● **Aim**
The records that follow are to be transcribed in full, without their images.

(Saved entries)
____________________

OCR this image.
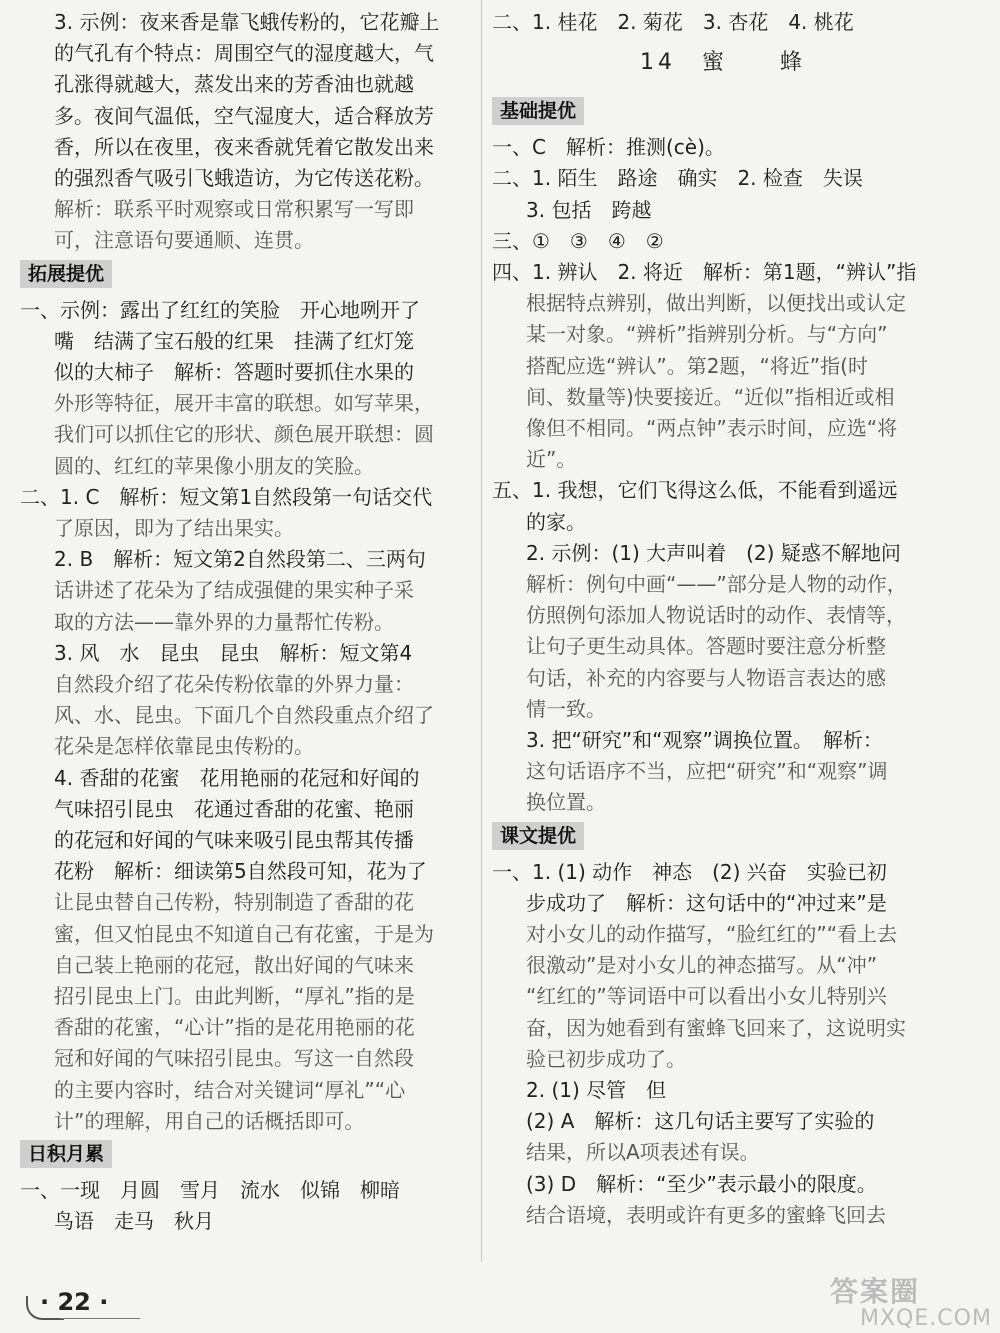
3. 示例：夜来香是靠飞蛾传粉的，它花瓣上
的气孔有个特点：周围空气的湿度越大，气
孔涨得就越大，蒸发出来的芳香油也就越
多。夜间气温低，空气湿度大，适合释放芳
香，所以在夜里，夜来香就凭着它散发出来
的强烈香气吸引飞蛾造访，为它传送花粉。
解析：联系平时观察或日常积累写一写即
可，注意语句要通顺、连贯。
拓展提优
一、示例：露出了红红的笑脸　开心地咧开了
嘴　结满了宝石般的红果　挂满了红灯笼
似的大柿子　解析：答题时要抓住水果的
外形等特征，展开丰富的联想。如写苹果，
我们可以抓住它的形状、颜色展开联想：圆
圆的、红红的苹果像小朋友的笑脸。
二、1. C　解析：短文第1自然段第一句话交代
了原因，即为了结出果实。
2. B　解析：短文第2自然段第二、三两句
话讲述了花朵为了结成强健的果实种子采
取的方法——靠外界的力量帮忙传粉。
3. 风　水　昆虫　昆虫　解析：短文第4
自然段介绍了花朵传粉依靠的外界力量：
风、水、昆虫。下面几个自然段重点介绍了
花朵是怎样依靠昆虫传粉的。
4. 香甜的花蜜　花用艳丽的花冠和好闻的
气味招引昆虫　花通过香甜的花蜜、艳丽
的花冠和好闻的气味来吸引昆虫帮其传播
花粉　解析：细读第5自然段可知，花为了
让昆虫替自己传粉，特别制造了香甜的花
蜜，但又怕昆虫不知道自己有花蜜，于是为
自己装上艳丽的花冠，散出好闻的气味来
招引昆虫上门。由此判断，“厚礼”指的是
香甜的花蜜，“心计”指的是花用艳丽的花
冠和好闻的气味招引昆虫。写这一自然段
的主要内容时，结合对关键词“厚礼”“心
计”的理解，用自己的话概括即可。
日积月累
一、一现　月圆　雪月　流水　似锦　柳暗
鸟语　走马　秋月
二、1. 桂花　2. 菊花　3. 杏花　4. 桃花
14　蜜　　蜂
基础提优
一、C　解析：推测(cè)。
二、1. 陌生　路途　确实　2. 检查　失误
3. 包括　跨越
三、①　③　④　②
四、1. 辨认　2. 将近　解析：第1题，“辨认”指
根据特点辨别，做出判断，以便找出或认定
某一对象。“辨析”指辨别分析。与“方向”
搭配应选“辨认”。第2题，“将近”指(时
间、数量等)快要接近。“近似”指相近或相
像但不相同。“两点钟”表示时间，应选“将
近”。
五、1. 我想，它们飞得这么低，不能看到遥远
的家。
2. 示例：(1) 大声叫着　(2) 疑惑不解地问
解析：例句中画“——”部分是人物的动作，
仿照例句添加人物说话时的动作、表情等，
让句子更生动具体。答题时要注意分析整
句话，补充的内容要与人物语言表达的感
情一致。
3. 把“研究”和“观察”调换位置。　解析：
这句话语序不当，应把“研究”和“观察”调
换位置。
课文提优
一、1. (1) 动作　神态　(2) 兴奋　实验已初
步成功了　解析：这句话中的“冲过来”是
对小女儿的动作描写，“脸红红的”“看上去
很激动”是对小女儿的神态描写。从“冲”
“红红的”等词语中可以看出小女儿特别兴
奋，因为她看到有蜜蜂飞回来了，这说明实
验已初步成功了。
2. (1) 尽管　但
(2) A　解析：这几句话主要写了实验的
结果，所以A项表述有误。
(3) D　解析：“至少”表示最小的限度。
结合语境，表明或许有更多的蜜蜂飞回去
· 22 ·	答案圈
MXQE.COM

____________________

● **Result of this exercise**
OCR this image.
3. 示例：夜来香是靠飞蛾传粉的，它花瓣上
的气孔有个特点：周围空气的湿度越大，气
孔涨得就越大，蒸发出来的芳香油也就越
多。夜间气温低，空气湿度大，适合释放芳
香，所以在夜里，夜来香就凭着它散发出来
的强烈香气吸引飞蛾造访，为它传送花粉。
解析：联系平时观察或日常积累写一写即
可，注意语句要通顺、连贯。
拓展提优
一、示例：露出了红红的笑脸　开心地咧开了
嘴　结满了宝石般的红果　挂满了红灯笼
似的大柿子　解析：答题时要抓住水果的
外形等特征，展开丰富的联想。如写苹果，
我们可以抓住它的形状、颜色展开联想：圆
圆的、红红的苹果像小朋友的笑脸。
二、1. C　解析：短文第1自然段第一句话交代
了原因，即为了结出果实。
2. B　解析：短文第2自然段第二、三两句
话讲述了花朵为了结成强健的果实种子采
取的方法——靠外界的力量帮忙传粉。
3. 风　水　昆虫　昆虫　解析：短文第4
自然段介绍了花朵传粉依靠的外界力量：
风、水、昆虫。下面几个自然段重点介绍了
花朵是怎样依靠昆虫传粉的。
4. 香甜的花蜜　花用艳丽的花冠和好闻的
气味招引昆虫　花通过香甜的花蜜、艳丽
的花冠和好闻的气味来吸引昆虫帮其传播
花粉　解析：细读第5自然段可知，花为了
让昆虫替自己传粉，特别制造了香甜的花
蜜，但又怕昆虫不知道自己有花蜜，于是为
自己装上艳丽的花冠，散出好闻的气味来
招引昆虫上门。由此判断，“厚礼”指的是
香甜的花蜜，“心计”指的是花用艳丽的花
冠和好闻的气味招引昆虫。写这一自然段
的主要内容时，结合对关键词“厚礼”“心
计”的理解，用自己的话概括即可。
日积月累
一、一现　月圆　雪月　流水　似锦　柳暗
鸟语　走马　秋月
二、1. 桂花　2. 菊花　3. 杏花　4. 桃花
14　蜜　　蜂
基础提优
一、C　解析：推测(cè)。
二、1. 陌生　路途　确实　2. 检查　失误
3. 包括　跨越
三、①　③　④　②
四、1. 辨认　2. 将近　解析：第1题，“辨认”指
根据特点辨别，做出判断，以便找出或认定
某一对象。“辨析”指辨别分析。与“方向”
搭配应选“辨认”。第2题，“将近”指(时
间、数量等)快要接近。“近似”指相近或相
像但不相同。“两点钟”表示时间，应选“将
近”。
五、1. 我想，它们飞得这么低，不能看到遥远
的家。
2. 示例：(1) 大声叫着　(2) 疑惑不解地问
解析：例句中画“——”部分是人物的动作，
仿照例句添加人物说话时的动作、表情等，
让句子更生动具体。答题时要注意分析整
句话，补充的内容要与人物语言表达的感
情一致。
3. 把“研究”和“观察”调换位置。　解析：
这句话语序不当，应把“研究”和“观察”调
换位置。
课文提优
一、1. (1) 动作　神态　(2) 兴奋　实验已初
步成功了　解析：这句话中的“冲过来”是
对小女儿的动作描写，“脸红红的”“看上去
很激动”是对小女儿的神态描写。从“冲”
“红红的”等词语中可以看出小女儿特别兴
奋，因为她看到有蜜蜂飞回来了，这说明实
验已初步成功了。
2. (1) 尽管　但
(2) A　解析：这几句话主要写了实验的
结果，所以A项表述有误。
(3) D　解析：“至少”表示最小的限度。
结合语境，表明或许有更多的蜜蜂飞回去
· 22 ·	答案圈
MXQE.COM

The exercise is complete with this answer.